» Task to carry out: Using the entries that follow, state how many lines contain the word "column". The response is that number and nothing more.

== Data ==

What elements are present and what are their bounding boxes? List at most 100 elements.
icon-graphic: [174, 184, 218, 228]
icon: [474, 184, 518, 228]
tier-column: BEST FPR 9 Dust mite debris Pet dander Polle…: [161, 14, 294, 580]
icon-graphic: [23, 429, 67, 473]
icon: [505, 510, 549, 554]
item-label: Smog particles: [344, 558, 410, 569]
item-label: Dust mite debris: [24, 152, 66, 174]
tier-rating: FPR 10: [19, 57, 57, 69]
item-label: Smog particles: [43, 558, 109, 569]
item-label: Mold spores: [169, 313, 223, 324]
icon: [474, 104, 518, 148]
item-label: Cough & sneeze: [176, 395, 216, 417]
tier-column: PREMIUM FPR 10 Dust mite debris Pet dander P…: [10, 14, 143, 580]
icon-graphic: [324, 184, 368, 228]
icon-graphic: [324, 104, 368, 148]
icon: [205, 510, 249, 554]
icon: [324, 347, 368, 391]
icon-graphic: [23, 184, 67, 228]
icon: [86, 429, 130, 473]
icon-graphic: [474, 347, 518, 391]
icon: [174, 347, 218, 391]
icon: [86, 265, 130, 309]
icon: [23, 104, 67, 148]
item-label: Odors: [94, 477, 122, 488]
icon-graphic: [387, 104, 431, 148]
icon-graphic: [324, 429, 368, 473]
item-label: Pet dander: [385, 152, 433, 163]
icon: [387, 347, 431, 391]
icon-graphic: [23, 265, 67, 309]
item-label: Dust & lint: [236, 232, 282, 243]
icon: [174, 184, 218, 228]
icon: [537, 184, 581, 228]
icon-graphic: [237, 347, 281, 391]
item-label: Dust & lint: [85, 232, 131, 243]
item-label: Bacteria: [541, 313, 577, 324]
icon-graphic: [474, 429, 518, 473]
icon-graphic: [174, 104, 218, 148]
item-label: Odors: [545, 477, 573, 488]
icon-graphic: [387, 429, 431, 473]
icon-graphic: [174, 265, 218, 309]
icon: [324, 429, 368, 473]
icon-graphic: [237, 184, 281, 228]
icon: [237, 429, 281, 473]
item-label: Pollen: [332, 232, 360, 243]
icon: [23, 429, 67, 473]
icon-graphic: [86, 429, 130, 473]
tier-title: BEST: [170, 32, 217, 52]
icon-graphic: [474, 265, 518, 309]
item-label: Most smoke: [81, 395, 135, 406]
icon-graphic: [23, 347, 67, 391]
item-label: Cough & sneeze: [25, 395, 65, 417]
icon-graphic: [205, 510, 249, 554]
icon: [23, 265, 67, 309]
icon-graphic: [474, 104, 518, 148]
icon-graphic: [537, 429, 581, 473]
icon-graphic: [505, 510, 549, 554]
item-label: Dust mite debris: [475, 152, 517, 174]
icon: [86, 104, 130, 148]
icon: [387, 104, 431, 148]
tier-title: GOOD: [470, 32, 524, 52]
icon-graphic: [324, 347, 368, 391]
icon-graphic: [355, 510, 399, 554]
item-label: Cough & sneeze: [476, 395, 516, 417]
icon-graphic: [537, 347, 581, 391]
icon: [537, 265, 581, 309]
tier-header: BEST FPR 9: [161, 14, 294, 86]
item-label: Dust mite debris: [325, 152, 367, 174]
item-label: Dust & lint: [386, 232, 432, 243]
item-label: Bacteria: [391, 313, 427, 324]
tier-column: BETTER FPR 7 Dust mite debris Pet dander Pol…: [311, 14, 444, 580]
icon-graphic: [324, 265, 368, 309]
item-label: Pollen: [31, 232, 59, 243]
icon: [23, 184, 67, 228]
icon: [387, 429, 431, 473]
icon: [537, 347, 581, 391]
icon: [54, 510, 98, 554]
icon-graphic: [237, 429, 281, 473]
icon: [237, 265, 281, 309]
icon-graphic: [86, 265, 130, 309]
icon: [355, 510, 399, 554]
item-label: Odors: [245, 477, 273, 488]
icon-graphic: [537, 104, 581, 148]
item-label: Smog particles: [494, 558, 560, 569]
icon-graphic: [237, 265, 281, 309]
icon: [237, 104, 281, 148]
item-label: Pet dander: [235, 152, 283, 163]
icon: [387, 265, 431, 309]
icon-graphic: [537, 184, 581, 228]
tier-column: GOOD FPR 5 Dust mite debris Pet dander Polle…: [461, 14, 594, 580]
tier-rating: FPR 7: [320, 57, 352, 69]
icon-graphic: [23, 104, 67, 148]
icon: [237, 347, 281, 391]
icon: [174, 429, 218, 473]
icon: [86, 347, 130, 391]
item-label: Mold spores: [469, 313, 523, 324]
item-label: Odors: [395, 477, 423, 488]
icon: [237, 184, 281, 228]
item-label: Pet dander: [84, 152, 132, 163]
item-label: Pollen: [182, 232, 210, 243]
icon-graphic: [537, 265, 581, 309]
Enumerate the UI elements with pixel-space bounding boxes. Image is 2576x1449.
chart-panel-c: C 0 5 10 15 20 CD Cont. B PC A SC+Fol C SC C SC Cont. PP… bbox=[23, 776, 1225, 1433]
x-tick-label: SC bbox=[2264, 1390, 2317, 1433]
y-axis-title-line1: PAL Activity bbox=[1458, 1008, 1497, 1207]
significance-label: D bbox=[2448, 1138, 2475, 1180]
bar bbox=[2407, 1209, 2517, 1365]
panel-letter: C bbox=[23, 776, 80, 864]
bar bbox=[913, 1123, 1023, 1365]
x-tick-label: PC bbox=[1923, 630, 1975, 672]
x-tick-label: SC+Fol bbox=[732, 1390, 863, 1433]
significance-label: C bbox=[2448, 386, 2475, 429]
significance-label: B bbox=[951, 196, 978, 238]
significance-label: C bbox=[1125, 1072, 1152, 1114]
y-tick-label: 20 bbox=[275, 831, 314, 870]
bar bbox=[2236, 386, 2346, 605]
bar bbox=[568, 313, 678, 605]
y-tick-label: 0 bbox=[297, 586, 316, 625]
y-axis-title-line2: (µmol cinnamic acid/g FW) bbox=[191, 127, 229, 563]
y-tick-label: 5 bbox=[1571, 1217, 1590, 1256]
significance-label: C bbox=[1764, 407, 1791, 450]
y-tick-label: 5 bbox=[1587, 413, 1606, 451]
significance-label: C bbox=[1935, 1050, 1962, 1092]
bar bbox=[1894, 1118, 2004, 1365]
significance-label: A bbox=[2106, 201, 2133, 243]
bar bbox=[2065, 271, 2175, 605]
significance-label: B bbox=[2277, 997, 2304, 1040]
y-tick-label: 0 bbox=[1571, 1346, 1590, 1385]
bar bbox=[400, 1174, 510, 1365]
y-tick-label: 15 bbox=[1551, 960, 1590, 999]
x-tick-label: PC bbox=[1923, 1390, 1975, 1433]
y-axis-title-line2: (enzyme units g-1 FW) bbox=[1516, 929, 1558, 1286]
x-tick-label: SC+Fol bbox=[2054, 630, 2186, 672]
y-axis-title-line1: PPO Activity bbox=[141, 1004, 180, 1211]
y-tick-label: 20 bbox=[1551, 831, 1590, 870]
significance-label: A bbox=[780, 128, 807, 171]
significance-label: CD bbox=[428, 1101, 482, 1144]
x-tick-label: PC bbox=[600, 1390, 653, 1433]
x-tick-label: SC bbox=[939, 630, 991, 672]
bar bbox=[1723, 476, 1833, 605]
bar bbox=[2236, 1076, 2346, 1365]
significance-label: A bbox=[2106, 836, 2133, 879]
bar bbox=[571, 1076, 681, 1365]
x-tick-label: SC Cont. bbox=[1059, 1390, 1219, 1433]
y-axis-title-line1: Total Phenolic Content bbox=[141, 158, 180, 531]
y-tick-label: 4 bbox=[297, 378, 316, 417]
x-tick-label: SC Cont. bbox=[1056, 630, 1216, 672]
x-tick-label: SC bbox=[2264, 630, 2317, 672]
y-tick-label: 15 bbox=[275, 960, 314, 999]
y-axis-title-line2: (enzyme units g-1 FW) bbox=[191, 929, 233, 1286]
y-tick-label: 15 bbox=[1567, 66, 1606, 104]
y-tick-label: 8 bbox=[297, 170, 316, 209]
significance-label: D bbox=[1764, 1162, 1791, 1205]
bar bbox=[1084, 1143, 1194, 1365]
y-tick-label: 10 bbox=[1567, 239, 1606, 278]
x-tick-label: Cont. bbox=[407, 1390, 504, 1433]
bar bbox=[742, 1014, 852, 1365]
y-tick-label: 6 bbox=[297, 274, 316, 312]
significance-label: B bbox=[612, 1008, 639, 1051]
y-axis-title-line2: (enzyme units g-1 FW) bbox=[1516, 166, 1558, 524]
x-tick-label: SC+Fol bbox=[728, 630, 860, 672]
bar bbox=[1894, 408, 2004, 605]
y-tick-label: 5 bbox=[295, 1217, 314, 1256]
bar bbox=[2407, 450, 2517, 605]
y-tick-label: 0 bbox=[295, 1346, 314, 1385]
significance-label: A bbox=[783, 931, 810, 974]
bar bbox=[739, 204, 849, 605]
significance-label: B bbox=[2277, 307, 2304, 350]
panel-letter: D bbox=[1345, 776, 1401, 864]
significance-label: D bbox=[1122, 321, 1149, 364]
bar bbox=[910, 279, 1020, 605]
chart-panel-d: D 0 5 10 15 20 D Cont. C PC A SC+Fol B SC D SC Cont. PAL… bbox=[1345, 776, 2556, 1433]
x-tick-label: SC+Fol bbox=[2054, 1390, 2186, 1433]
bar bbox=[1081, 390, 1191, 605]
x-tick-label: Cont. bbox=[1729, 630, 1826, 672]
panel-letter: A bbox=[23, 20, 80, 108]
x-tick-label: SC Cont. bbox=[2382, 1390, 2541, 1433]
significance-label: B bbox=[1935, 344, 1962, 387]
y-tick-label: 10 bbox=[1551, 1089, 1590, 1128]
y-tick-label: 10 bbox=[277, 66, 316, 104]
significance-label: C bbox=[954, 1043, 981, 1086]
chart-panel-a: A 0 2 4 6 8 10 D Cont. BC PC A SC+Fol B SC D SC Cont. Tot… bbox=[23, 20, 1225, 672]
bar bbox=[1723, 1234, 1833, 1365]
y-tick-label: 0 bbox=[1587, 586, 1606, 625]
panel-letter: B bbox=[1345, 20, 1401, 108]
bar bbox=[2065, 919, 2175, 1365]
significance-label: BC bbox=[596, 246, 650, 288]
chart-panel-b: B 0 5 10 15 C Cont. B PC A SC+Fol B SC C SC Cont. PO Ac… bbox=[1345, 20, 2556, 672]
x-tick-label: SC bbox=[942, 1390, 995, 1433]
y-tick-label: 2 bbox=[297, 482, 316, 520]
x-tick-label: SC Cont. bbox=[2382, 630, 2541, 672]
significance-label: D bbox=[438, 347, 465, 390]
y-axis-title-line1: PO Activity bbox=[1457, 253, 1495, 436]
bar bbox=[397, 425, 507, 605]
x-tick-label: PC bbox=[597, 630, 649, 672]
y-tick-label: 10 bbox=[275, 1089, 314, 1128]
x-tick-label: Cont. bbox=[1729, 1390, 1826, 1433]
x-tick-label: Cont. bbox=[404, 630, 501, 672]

===

» Finished task: 4